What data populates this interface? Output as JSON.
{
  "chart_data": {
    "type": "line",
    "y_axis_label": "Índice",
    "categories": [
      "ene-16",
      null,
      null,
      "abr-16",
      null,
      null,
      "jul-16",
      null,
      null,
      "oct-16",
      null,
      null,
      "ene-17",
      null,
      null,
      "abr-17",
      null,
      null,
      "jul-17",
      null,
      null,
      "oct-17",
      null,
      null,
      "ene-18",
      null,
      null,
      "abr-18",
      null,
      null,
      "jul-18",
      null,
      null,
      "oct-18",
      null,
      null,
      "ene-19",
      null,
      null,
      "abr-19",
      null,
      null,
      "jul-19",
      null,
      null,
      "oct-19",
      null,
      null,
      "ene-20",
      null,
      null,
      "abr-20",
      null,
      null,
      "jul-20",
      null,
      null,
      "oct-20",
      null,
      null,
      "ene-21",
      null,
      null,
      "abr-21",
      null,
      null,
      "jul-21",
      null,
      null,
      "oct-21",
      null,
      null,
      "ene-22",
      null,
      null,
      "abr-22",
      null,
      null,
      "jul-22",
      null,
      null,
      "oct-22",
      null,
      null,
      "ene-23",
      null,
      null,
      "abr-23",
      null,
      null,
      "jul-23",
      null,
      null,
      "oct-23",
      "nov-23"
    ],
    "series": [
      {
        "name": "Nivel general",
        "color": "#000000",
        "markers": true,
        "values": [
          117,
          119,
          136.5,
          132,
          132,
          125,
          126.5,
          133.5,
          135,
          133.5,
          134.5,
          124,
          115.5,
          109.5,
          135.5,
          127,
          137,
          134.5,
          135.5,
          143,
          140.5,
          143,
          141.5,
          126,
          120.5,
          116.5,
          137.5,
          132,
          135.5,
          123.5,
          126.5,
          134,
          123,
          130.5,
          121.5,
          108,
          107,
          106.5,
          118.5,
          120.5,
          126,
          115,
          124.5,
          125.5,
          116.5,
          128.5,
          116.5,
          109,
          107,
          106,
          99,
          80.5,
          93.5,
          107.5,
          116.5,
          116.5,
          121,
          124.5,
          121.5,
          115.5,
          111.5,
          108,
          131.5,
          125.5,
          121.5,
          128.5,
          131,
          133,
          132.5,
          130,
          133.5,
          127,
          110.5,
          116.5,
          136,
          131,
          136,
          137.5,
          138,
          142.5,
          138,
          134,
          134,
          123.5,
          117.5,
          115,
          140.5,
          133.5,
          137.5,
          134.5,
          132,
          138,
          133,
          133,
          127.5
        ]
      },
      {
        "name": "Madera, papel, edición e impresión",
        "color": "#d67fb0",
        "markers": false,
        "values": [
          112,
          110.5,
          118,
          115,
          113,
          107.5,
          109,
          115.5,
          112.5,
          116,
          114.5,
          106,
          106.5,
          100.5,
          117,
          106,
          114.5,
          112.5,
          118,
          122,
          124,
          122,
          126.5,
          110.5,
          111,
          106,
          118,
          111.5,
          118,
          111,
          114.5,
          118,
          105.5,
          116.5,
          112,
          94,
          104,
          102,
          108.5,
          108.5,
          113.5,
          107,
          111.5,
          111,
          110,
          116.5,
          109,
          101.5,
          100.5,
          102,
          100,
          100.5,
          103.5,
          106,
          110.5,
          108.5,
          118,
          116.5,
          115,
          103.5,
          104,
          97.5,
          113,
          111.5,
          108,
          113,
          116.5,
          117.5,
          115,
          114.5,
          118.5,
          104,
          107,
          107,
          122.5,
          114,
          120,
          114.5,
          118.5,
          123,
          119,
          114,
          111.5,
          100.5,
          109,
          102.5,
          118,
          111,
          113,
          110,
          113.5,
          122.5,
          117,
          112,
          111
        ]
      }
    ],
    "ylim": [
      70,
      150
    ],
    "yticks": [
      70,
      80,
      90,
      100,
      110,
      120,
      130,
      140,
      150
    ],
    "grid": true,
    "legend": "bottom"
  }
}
#####
» **Your instructions**
Work out how many lines in the records above contain the word "name", and reply with that number alone.

» **Result below**
2